Data for the task
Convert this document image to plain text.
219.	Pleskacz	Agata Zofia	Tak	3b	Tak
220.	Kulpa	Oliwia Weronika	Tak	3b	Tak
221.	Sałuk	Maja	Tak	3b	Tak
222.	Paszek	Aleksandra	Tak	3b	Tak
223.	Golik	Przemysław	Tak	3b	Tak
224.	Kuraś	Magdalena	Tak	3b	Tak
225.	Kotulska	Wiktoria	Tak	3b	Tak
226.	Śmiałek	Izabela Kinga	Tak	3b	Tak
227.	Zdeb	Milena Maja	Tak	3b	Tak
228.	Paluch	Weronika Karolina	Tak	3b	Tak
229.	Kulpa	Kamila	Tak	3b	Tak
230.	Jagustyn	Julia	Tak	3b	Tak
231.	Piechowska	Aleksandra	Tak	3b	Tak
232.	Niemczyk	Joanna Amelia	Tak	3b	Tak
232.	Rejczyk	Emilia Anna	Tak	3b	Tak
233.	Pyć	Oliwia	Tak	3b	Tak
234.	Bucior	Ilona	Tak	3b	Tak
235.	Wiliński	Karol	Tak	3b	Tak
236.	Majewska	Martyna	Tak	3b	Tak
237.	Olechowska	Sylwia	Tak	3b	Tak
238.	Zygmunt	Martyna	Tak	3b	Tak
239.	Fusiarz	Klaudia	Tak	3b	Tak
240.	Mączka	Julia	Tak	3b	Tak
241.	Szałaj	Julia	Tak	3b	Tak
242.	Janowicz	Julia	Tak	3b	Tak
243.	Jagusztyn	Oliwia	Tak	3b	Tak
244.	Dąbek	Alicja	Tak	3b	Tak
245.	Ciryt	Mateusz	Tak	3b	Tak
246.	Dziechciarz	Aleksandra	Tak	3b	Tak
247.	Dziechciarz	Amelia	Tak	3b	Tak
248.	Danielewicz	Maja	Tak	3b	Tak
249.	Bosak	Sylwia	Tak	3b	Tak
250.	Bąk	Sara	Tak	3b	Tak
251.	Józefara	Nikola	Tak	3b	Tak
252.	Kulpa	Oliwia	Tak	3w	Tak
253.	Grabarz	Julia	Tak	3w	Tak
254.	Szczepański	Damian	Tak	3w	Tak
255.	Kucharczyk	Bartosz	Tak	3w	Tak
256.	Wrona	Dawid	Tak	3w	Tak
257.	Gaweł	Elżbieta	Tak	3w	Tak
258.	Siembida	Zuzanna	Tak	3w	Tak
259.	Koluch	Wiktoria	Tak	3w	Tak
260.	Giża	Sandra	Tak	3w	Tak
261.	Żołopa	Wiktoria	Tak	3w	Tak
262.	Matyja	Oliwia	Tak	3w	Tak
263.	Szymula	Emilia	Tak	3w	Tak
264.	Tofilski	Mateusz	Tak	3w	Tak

What the exercise asks
Check each line of these records for the string "Sylwia" and state only how many lines have it.

Answer to the exercise
2